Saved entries
**********
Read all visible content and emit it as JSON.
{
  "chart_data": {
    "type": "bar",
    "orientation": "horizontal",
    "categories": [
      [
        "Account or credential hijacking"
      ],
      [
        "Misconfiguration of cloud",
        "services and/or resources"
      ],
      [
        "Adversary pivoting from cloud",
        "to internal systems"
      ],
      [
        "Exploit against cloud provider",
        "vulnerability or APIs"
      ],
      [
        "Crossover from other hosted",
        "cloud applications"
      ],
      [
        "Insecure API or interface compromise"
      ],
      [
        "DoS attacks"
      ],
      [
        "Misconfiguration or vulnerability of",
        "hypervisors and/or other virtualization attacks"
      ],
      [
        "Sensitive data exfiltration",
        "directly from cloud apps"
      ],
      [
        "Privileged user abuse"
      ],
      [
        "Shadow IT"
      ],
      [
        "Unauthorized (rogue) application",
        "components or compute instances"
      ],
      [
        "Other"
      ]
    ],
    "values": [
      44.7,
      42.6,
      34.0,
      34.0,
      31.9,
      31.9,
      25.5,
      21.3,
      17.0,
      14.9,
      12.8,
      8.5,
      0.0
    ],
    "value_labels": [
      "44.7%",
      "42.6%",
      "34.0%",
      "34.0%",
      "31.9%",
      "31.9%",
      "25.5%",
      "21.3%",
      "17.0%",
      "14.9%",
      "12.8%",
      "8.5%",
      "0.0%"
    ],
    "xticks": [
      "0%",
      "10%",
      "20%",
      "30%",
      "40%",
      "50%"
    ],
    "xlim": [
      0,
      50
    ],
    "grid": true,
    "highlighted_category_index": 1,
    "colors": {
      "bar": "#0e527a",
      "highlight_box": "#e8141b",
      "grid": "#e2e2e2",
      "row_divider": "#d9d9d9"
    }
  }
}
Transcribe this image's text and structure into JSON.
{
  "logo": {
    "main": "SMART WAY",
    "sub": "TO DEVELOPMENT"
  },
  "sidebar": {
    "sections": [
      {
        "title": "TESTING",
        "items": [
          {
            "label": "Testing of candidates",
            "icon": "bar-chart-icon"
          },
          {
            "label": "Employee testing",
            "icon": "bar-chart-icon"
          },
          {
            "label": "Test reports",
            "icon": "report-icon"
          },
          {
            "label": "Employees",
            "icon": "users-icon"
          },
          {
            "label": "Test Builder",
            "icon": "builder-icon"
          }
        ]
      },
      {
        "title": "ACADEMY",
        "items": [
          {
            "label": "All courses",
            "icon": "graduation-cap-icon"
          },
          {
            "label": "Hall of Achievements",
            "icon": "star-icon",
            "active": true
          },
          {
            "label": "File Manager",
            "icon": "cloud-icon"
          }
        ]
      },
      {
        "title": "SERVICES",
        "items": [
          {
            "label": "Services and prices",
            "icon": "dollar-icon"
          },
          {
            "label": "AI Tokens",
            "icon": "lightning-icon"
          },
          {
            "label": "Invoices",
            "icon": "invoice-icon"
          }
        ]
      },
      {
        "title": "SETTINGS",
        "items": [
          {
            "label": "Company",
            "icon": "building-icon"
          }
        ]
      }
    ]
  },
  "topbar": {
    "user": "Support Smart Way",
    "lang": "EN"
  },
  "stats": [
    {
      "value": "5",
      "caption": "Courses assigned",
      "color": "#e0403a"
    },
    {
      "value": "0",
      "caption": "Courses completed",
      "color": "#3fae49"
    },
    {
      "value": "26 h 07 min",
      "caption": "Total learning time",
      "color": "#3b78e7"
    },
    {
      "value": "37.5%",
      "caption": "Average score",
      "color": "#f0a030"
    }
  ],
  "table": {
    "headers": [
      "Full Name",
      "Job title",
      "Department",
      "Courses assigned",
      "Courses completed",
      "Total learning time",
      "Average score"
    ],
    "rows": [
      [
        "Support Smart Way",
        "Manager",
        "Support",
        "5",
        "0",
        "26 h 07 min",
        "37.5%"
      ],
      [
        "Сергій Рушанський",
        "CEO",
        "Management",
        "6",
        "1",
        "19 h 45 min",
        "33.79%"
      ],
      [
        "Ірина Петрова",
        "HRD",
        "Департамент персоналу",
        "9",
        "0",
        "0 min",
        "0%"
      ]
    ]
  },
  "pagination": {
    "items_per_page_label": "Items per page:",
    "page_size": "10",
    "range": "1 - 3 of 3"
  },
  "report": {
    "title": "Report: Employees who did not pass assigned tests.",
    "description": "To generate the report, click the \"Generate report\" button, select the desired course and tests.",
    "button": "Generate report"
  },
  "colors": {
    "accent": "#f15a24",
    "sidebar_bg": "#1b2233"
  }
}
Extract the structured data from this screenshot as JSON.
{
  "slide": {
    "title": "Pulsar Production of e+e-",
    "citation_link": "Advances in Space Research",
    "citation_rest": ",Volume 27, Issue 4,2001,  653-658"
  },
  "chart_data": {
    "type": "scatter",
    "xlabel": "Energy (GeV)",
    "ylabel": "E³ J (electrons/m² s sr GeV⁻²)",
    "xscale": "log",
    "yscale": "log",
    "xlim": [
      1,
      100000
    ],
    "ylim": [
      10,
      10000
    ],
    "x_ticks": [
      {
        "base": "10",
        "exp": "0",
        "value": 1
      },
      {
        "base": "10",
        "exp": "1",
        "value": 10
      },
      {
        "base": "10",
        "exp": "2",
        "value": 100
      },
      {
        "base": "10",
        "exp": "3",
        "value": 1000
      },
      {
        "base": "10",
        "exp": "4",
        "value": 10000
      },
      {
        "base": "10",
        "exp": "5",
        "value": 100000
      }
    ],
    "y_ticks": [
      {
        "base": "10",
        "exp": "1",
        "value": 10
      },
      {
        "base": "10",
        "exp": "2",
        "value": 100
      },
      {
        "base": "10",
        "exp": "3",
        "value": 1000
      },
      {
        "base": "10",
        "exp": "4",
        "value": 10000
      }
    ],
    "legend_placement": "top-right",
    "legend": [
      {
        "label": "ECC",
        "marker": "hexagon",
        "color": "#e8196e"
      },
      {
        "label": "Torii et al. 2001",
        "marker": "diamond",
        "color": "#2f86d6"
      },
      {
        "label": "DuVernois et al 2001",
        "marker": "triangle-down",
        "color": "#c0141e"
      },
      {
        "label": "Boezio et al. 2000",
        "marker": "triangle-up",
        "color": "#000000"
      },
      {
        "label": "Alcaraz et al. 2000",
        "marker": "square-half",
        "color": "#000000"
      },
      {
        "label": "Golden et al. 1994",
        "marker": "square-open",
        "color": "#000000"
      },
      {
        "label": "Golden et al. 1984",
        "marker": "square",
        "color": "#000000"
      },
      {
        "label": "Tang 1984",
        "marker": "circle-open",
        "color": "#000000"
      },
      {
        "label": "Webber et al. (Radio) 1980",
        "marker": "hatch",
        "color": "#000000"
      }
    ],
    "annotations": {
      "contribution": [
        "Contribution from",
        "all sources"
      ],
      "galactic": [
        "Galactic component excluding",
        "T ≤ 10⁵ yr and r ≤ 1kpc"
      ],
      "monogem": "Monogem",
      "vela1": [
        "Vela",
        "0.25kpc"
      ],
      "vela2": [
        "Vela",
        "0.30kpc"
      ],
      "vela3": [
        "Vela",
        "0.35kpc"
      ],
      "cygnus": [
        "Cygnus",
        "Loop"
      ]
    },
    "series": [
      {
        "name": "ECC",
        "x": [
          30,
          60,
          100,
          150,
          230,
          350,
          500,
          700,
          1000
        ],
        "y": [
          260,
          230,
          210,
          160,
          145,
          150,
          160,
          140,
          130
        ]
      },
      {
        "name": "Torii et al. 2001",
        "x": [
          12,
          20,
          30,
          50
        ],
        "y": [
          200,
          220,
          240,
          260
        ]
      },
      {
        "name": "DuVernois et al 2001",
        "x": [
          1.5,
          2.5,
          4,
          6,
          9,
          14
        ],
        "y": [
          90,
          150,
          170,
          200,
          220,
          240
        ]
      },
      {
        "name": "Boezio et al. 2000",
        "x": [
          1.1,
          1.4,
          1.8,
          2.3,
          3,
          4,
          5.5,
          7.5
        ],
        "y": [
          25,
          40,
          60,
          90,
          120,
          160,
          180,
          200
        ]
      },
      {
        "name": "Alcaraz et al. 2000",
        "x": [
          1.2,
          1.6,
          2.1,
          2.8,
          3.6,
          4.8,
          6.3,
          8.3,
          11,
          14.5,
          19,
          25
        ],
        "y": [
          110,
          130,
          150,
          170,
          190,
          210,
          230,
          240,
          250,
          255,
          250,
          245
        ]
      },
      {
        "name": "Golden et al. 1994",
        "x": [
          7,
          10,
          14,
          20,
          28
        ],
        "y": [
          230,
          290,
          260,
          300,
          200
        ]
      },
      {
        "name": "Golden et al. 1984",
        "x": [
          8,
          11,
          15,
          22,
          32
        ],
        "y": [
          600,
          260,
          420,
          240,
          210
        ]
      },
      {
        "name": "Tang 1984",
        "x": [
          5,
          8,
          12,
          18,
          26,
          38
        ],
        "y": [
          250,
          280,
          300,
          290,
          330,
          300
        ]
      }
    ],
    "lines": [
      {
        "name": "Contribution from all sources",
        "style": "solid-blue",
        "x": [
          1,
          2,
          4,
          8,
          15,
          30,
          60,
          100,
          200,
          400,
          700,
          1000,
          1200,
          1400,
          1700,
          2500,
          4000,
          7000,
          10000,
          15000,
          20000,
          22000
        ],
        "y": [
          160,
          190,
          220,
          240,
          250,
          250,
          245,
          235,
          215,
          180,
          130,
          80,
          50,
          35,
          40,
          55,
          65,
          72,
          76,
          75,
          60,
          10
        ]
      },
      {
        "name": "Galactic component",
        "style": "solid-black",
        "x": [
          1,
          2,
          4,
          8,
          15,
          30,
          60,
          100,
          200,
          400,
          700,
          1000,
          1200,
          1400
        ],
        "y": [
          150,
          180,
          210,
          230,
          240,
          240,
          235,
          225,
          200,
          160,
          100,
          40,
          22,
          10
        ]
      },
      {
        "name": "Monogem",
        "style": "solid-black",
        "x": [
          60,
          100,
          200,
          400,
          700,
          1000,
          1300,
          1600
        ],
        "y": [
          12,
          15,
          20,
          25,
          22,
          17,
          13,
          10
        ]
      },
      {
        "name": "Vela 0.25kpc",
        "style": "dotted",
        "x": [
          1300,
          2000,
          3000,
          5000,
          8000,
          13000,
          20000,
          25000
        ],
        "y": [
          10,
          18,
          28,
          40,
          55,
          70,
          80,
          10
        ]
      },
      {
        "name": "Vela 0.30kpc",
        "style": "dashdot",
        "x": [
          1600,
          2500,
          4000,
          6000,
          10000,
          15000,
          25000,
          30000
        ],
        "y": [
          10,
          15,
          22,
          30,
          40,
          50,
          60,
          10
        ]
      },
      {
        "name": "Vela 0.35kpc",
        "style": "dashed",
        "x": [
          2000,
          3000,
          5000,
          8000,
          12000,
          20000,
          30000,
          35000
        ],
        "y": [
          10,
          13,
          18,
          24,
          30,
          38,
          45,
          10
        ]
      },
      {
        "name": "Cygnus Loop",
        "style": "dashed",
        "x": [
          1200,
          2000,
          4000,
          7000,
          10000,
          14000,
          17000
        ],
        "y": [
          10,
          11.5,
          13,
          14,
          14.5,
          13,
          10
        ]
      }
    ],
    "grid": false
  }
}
**********
From the entries above, collect every line with the string "Alcaraz" in it.

Problem solution:
        "label": "Alcaraz et al. 2000",
        "name": "Alcaraz et al. 2000",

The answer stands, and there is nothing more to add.